DIRECTIONS FOR THIS TASK>
Your answer must be one number: the count of lines below that hold the word "favored".

(Recorded data)
····················
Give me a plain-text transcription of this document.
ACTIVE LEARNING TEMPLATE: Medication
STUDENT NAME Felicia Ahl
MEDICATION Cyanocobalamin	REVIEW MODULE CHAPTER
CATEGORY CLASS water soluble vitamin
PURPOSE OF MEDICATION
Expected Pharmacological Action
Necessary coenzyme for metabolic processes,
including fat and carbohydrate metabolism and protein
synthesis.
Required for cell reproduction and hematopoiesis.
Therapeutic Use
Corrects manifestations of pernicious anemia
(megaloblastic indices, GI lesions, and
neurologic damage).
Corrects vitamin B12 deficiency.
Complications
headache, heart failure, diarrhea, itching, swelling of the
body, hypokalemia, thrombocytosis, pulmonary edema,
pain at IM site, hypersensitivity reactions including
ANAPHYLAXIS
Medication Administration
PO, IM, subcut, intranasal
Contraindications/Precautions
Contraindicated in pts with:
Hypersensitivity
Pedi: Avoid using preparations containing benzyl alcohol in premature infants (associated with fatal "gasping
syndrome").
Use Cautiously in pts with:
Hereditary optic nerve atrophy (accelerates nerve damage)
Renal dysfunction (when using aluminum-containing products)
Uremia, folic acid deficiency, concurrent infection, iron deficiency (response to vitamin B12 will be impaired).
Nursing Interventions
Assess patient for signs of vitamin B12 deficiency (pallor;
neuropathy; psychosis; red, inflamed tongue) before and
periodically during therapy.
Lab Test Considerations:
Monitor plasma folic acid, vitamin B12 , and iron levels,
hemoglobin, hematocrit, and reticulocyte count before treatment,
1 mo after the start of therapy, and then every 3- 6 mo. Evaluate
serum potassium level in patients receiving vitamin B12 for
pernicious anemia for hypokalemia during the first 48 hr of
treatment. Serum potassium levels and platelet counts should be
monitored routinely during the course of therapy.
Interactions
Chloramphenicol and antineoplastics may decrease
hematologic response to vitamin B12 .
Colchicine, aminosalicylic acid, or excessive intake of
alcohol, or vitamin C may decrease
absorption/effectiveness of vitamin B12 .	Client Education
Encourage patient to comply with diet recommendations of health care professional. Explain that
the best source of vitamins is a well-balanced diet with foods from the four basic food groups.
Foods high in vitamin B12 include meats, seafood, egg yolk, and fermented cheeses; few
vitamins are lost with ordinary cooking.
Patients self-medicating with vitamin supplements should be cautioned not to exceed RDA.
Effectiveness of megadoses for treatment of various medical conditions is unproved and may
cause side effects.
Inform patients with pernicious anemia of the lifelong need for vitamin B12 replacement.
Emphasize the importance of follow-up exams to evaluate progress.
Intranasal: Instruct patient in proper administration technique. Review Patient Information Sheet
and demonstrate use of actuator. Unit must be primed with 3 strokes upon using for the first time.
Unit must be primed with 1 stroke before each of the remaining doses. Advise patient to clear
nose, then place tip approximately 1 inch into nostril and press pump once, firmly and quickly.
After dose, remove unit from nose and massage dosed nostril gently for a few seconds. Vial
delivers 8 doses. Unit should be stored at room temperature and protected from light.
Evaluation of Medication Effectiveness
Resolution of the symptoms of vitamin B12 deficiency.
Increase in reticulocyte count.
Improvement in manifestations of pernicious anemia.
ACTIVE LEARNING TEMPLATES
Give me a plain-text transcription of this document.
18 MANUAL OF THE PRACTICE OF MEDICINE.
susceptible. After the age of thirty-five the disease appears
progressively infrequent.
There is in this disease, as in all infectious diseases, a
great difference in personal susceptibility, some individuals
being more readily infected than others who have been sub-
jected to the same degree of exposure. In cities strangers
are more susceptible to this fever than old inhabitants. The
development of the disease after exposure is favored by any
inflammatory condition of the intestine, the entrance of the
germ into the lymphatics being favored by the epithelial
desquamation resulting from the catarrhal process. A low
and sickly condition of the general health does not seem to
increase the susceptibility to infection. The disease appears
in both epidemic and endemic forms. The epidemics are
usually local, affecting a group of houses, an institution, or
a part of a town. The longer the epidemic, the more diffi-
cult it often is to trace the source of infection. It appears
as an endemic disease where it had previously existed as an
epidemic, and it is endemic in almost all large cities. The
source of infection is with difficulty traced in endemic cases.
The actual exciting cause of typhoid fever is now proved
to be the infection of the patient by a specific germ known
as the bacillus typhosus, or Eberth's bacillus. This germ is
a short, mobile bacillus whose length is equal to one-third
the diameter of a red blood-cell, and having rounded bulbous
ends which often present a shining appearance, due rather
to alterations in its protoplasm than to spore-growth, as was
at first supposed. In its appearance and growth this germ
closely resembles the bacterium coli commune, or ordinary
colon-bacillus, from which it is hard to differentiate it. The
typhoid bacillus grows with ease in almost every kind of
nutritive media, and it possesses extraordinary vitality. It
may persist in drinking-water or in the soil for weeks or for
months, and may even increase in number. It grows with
····················
YOUR RESPONSE>
2